■ **SHORT TASK**
Tally the lines containing the word "into" and give the total alone.

★ ★ ★ ★ ★ ★ ★

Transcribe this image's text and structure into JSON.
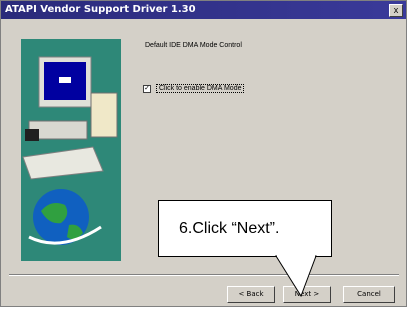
{
  "window": {
    "title": "ATAPI Vendor Support Driver 1.30",
    "close_glyph": "x"
  },
  "main": {
    "label": "Default IDE DMA Mode Control",
    "checkbox_checked": true,
    "checkbox_mark": "✓",
    "checkbox_label": "Click to enable DMA Mode"
  },
  "buttons": {
    "back": "< Back",
    "next": "Next >",
    "cancel": "Cancel"
  },
  "callout": {
    "text": "6.Click “Next”."
  },
  "colors": {
    "titlebar": "#2a2a7a",
    "panel": "#2e8878",
    "window": "#d4d0c8"
  },
  "icons": [
    "computer-icon",
    "globe-icon",
    "keyboard-icon"
  ]
}
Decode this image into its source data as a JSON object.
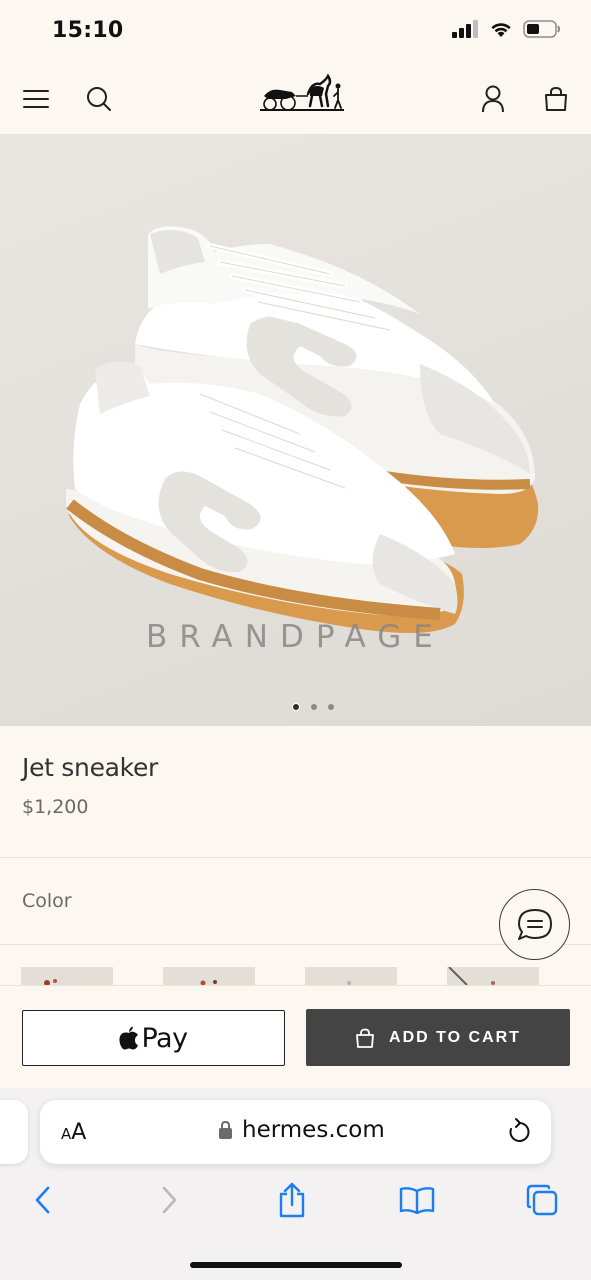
{
  "status_bar": {
    "time": "15:10",
    "icons": [
      "signal-icon",
      "wifi-icon",
      "battery-icon"
    ]
  },
  "header": {
    "icons": [
      "menu-icon",
      "search-icon",
      "hermes-logo",
      "account-icon",
      "shopping-bag-icon"
    ]
  },
  "hero": {
    "watermark": "BRANDPAGE",
    "carousel": {
      "count": 3,
      "active": 1
    }
  },
  "product": {
    "name": "Jet sneaker",
    "price": "$1,200",
    "color_label": "Color"
  },
  "actions": {
    "apple_pay_label": "Pay",
    "add_to_cart_label": "ADD TO CART"
  },
  "safari": {
    "aa_label_small": "A",
    "aa_label_large": "A",
    "url": "hermes.com",
    "toolbar_icons": [
      "back-icon",
      "forward-icon",
      "share-icon",
      "bookmarks-icon",
      "tabs-icon"
    ]
  },
  "colors": {
    "background": "#fcf7f1",
    "add_to_cart_bg": "#444444",
    "safari_blue": "#1a7df2",
    "sole": "#c88a3f"
  }
}
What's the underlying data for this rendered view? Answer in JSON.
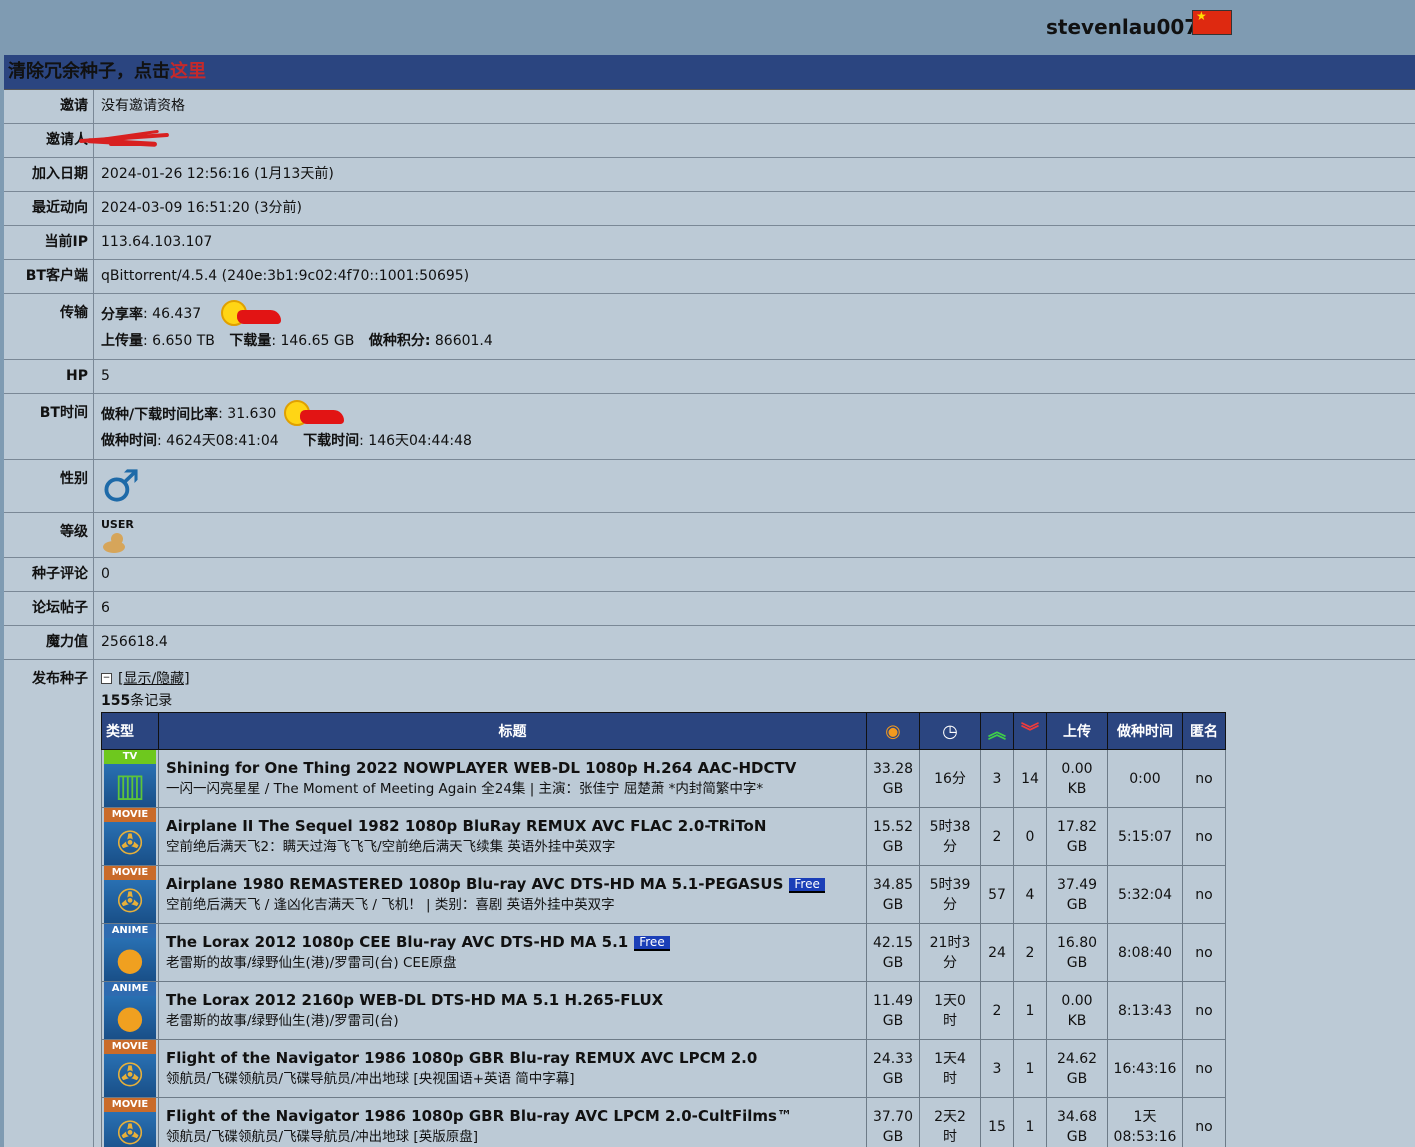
{
  "header": {
    "username": "stevenlau007",
    "flag_icon": "china-flag-icon"
  },
  "notice": {
    "prefix": "清除冗余种子，点击",
    "link": "这里"
  },
  "profile": {
    "invite": {
      "label": "邀请",
      "value": "没有邀请资格"
    },
    "inviter": {
      "label": "邀请人"
    },
    "join_date": {
      "label": "加入日期",
      "value": "2024-01-26 12:56:16 (1月13天前)"
    },
    "last_action": {
      "label": "最近动向",
      "value": "2024-03-09 16:51:20 (3分前)"
    },
    "ip": {
      "label": "当前IP",
      "value": "113.64.103.107"
    },
    "client": {
      "label": "BT客户端",
      "value": "qBittorrent/4.5.4 (240e:3b1:9c02:4f70::1001:50695)"
    },
    "transfer": {
      "label": "传输",
      "ratio_label": "分享率",
      "ratio": ": 46.437",
      "up_label": "上传量",
      "up": ": 6.650 TB",
      "down_label": "下载量",
      "down": ": 146.65 GB",
      "bonus_label": "做种积分:",
      "bonus": " 86601.4"
    },
    "hp": {
      "label": "HP",
      "value": "5"
    },
    "bt_time": {
      "label": "BT时间",
      "ratio_label": "做种/下载时间比率",
      "ratio": ": 31.630",
      "seed_label": "做种时间",
      "seed": ": 4624天08:41:04",
      "leech_label": "下载时间",
      "leech": ": 146天04:44:48"
    },
    "gender": {
      "label": "性别",
      "icon": "male-icon"
    },
    "level": {
      "label": "等级",
      "value": "USER"
    },
    "comments": {
      "label": "种子评论",
      "value": "0"
    },
    "posts": {
      "label": "论坛帖子",
      "value": "6"
    },
    "magic": {
      "label": "魔力值",
      "value": "256618.4"
    },
    "uploads": {
      "label": "发布种子",
      "toggle": "[显示/隐藏]",
      "count": "155",
      "count_suffix": "条记录"
    }
  },
  "torrent_table": {
    "headers": {
      "type": "类型",
      "title": "标题",
      "upload": "上传",
      "seed_time": "做种时间",
      "anon": "匿名"
    },
    "header_icons": [
      "size-icon",
      "time-icon",
      "seeders-icon",
      "leechers-icon"
    ],
    "rows": [
      {
        "cat": "tv",
        "cat_label": "TV",
        "title": "Shining for One Thing 2022 NOWPLAYER WEB-DL 1080p H.264 AAC-HDCTV",
        "free": "",
        "subtitle": "一闪一闪亮星星 / The Moment of Meeting Again 全24集 | 主演：张佳宁 屈楚萧 *内封简繁中字*",
        "size1": "33.28",
        "size2": "GB",
        "time1": "16分",
        "time2": "",
        "seeders": "3",
        "leechers": "14",
        "up1": "0.00",
        "up2": "KB",
        "seed1": "0:00",
        "seed2": "",
        "anon": "no"
      },
      {
        "cat": "movie",
        "cat_label": "MOVIE",
        "title": "Airplane II The Sequel 1982 1080p BluRay REMUX AVC FLAC 2.0-TRiToN",
        "free": "",
        "subtitle": "空前绝后满天飞2：瞒天过海飞飞飞/空前绝后满天飞续集 英语外挂中英双字",
        "size1": "15.52",
        "size2": "GB",
        "time1": "5时38",
        "time2": "分",
        "seeders": "2",
        "leechers": "0",
        "up1": "17.82",
        "up2": "GB",
        "seed1": "5:15:07",
        "seed2": "",
        "anon": "no"
      },
      {
        "cat": "movie",
        "cat_label": "MOVIE",
        "title": "Airplane 1980 REMASTERED 1080p Blu-ray AVC DTS-HD MA 5.1-PEGASUS",
        "free": "Free",
        "subtitle": "空前绝后满天飞 / 逢凶化吉满天飞 / 飞机！ | 类别：喜剧 英语外挂中英双字",
        "size1": "34.85",
        "size2": "GB",
        "time1": "5时39",
        "time2": "分",
        "seeders": "57",
        "leechers": "4",
        "up1": "37.49",
        "up2": "GB",
        "seed1": "5:32:04",
        "seed2": "",
        "anon": "no"
      },
      {
        "cat": "anime",
        "cat_label": "ANIME",
        "title": "The Lorax 2012 1080p CEE Blu-ray AVC DTS-HD MA 5.1",
        "free": "Free",
        "subtitle": "老雷斯的故事/绿野仙生(港)/罗雷司(台) CEE原盘",
        "size1": "42.15",
        "size2": "GB",
        "time1": "21时3",
        "time2": "分",
        "seeders": "24",
        "leechers": "2",
        "up1": "16.80",
        "up2": "GB",
        "seed1": "8:08:40",
        "seed2": "",
        "anon": "no"
      },
      {
        "cat": "anime",
        "cat_label": "ANIME",
        "title": "The Lorax 2012 2160p WEB-DL DTS-HD MA 5.1 H.265-FLUX",
        "free": "",
        "subtitle": "老雷斯的故事/绿野仙生(港)/罗雷司(台)",
        "size1": "11.49",
        "size2": "GB",
        "time1": "1天0",
        "time2": "时",
        "seeders": "2",
        "leechers": "1",
        "up1": "0.00",
        "up2": "KB",
        "seed1": "8:13:43",
        "seed2": "",
        "anon": "no"
      },
      {
        "cat": "movie",
        "cat_label": "MOVIE",
        "title": "Flight of the Navigator 1986 1080p GBR Blu-ray REMUX AVC LPCM 2.0",
        "free": "",
        "subtitle": "领航员/飞碟领航员/飞碟导航员/冲出地球 [央视国语+英语 简中字幕]",
        "size1": "24.33",
        "size2": "GB",
        "time1": "1天4",
        "time2": "时",
        "seeders": "3",
        "leechers": "1",
        "up1": "24.62",
        "up2": "GB",
        "seed1": "16:43:16",
        "seed2": "",
        "anon": "no"
      },
      {
        "cat": "movie",
        "cat_label": "MOVIE",
        "title": "Flight of the Navigator 1986 1080p GBR Blu-ray AVC LPCM 2.0-CultFilms™",
        "free": "",
        "subtitle": "领航员/飞碟领航员/飞碟导航员/冲出地球 [英版原盘]",
        "size1": "37.70",
        "size2": "GB",
        "time1": "2天2",
        "time2": "时",
        "seeders": "15",
        "leechers": "1",
        "up1": "34.68",
        "up2": "GB",
        "seed1": "1天",
        "seed2": "08:53:16",
        "anon": "no"
      }
    ]
  }
}
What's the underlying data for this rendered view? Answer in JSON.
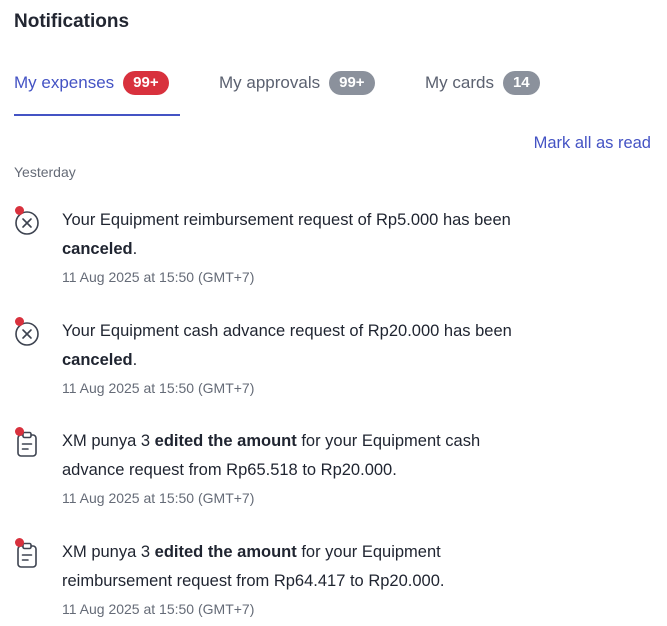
{
  "header": {
    "title": "Notifications"
  },
  "tabs": [
    {
      "label": "My expenses",
      "badge": "99+",
      "badge_color": "#d8313d",
      "active": true
    },
    {
      "label": "My approvals",
      "badge": "99+",
      "badge_color": "#8b919c",
      "active": false
    },
    {
      "label": "My cards",
      "badge": "14",
      "badge_color": "#8b919c",
      "active": false
    }
  ],
  "actions": {
    "mark_all_read": "Mark all as read"
  },
  "section": {
    "label": "Yesterday"
  },
  "notifications": [
    {
      "icon": "cancel-circle-icon",
      "unread": true,
      "line1": {
        "pre": "Your Equipment reimbursement request of Rp5.000 has been",
        "bold": "",
        "post": ""
      },
      "line2": {
        "pre": "",
        "bold": "canceled",
        "post": "."
      },
      "time": "11 Aug 2025 at 15:50 (GMT+7)"
    },
    {
      "icon": "cancel-circle-icon",
      "unread": true,
      "line1": {
        "pre": "Your Equipment cash advance request of Rp20.000 has been",
        "bold": "",
        "post": ""
      },
      "line2": {
        "pre": "",
        "bold": "canceled",
        "post": "."
      },
      "time": "11 Aug 2025 at 15:50 (GMT+7)"
    },
    {
      "icon": "clipboard-edit-icon",
      "unread": true,
      "line1": {
        "pre": "XM punya 3 ",
        "bold": "edited the amount",
        "post": " for your Equipment cash"
      },
      "line2": {
        "pre": "advance request from Rp65.518 to Rp20.000.",
        "bold": "",
        "post": ""
      },
      "time": "11 Aug 2025 at 15:50 (GMT+7)"
    },
    {
      "icon": "clipboard-edit-icon",
      "unread": true,
      "line1": {
        "pre": "XM punya 3 ",
        "bold": "edited the amount",
        "post": " for your Equipment"
      },
      "line2": {
        "pre": "reimbursement request from Rp64.417 to Rp20.000.",
        "bold": "",
        "post": ""
      },
      "time": "11 Aug 2025 at 15:50 (GMT+7)"
    }
  ],
  "colors": {
    "accent": "#4453c4",
    "unread_dot": "#d8313d",
    "muted_badge": "#8b919c"
  }
}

★ ★ ★ ★ ★ ★ ★

■ **SOLUTION TO THE EXERCISE**
2